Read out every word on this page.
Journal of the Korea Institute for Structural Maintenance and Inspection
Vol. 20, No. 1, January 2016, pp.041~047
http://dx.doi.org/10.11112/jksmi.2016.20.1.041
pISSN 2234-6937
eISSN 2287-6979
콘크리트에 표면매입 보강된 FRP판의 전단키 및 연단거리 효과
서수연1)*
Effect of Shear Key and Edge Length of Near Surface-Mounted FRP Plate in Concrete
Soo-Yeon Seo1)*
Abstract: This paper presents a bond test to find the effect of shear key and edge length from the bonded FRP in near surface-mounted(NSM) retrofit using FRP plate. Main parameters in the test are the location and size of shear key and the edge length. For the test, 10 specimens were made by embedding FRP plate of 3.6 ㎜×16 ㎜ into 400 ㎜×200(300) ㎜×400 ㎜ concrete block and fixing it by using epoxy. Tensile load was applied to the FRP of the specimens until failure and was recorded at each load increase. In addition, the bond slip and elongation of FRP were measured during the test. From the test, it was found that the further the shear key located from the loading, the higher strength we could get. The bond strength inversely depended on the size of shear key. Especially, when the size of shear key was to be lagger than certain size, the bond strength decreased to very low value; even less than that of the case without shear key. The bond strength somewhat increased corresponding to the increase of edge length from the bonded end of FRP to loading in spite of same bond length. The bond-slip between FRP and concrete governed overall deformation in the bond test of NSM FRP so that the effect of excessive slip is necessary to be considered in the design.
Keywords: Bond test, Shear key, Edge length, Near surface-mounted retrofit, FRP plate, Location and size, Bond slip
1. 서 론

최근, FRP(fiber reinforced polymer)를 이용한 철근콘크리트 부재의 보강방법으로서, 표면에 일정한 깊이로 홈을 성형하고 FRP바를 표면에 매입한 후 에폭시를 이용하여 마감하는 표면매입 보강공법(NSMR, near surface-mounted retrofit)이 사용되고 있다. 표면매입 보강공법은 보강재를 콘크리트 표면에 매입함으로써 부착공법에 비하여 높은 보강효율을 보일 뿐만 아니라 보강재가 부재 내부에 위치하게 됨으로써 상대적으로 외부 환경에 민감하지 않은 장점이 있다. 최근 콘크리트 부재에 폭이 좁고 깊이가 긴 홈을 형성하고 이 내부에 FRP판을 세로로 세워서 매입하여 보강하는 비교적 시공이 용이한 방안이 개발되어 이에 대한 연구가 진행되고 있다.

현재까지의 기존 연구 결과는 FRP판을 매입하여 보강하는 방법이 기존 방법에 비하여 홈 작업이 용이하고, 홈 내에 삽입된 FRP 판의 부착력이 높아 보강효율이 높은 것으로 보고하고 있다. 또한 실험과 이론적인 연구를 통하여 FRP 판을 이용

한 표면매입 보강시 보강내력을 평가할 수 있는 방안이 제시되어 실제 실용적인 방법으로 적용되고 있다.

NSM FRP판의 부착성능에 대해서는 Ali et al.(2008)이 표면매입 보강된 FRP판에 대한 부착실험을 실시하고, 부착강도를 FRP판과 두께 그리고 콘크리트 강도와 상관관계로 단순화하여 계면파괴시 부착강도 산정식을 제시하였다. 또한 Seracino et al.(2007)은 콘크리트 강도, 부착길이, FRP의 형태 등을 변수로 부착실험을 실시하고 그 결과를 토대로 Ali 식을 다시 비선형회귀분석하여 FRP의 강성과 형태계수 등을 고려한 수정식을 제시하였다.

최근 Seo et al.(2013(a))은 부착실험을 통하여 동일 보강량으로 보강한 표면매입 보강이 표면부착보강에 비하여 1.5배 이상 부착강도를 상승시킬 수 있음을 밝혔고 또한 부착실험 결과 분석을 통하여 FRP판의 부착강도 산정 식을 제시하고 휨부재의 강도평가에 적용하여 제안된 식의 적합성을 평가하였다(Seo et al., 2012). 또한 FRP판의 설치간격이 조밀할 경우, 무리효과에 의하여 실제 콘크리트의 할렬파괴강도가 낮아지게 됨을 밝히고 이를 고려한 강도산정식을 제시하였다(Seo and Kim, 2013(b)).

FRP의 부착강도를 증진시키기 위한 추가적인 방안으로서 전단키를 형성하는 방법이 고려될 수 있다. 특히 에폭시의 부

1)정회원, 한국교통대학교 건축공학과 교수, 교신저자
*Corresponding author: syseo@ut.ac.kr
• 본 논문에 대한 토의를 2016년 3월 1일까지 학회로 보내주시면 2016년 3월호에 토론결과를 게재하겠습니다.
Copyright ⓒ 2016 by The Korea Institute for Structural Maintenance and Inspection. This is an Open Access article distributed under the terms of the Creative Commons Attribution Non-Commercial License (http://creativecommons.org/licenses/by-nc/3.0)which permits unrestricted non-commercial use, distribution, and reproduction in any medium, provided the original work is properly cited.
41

* * *

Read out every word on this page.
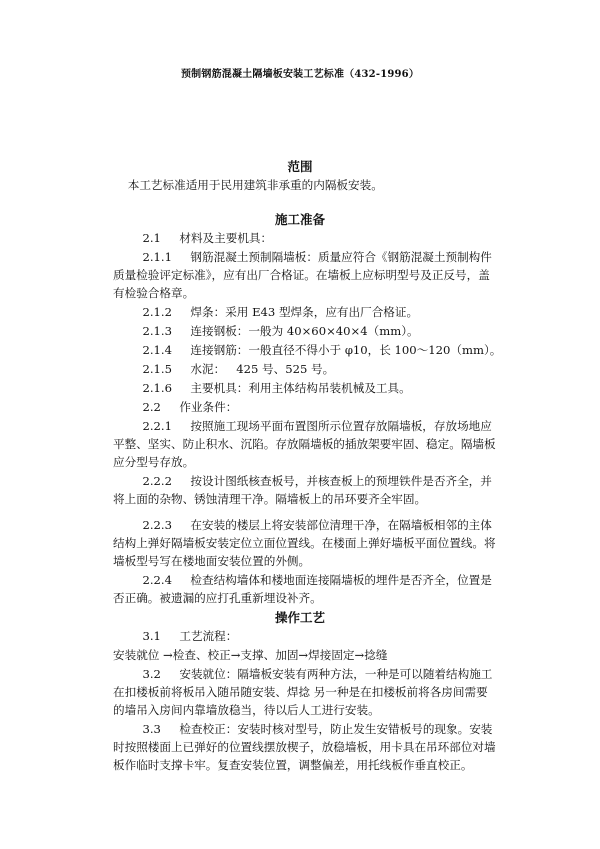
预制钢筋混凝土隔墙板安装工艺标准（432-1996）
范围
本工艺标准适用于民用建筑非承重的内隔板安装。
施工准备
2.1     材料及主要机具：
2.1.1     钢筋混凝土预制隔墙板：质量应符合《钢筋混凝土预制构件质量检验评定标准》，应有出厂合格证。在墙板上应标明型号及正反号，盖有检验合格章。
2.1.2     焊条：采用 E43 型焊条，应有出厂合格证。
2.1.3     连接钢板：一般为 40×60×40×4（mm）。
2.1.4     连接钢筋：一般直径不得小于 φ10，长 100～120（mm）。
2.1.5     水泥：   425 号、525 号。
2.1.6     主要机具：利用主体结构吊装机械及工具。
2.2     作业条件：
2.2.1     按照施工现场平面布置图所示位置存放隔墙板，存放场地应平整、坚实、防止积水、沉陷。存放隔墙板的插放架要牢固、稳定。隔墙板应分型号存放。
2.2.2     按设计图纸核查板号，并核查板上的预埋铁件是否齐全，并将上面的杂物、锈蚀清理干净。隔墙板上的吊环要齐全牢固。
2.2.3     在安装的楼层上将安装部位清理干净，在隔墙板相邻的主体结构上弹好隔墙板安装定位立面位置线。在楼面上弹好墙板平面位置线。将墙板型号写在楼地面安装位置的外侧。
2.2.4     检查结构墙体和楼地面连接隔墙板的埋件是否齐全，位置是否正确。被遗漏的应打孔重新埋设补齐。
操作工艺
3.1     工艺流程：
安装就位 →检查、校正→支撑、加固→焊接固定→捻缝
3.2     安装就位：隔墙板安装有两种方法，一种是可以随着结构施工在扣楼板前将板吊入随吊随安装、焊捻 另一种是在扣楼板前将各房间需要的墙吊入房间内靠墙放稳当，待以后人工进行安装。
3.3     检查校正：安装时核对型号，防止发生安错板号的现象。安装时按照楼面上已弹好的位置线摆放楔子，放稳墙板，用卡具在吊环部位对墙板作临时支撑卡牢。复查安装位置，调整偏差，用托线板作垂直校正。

WRITTEN REQUEST:
Work out the count of lines containing the word "매입하여", then write only that count.

RESPONSE:
2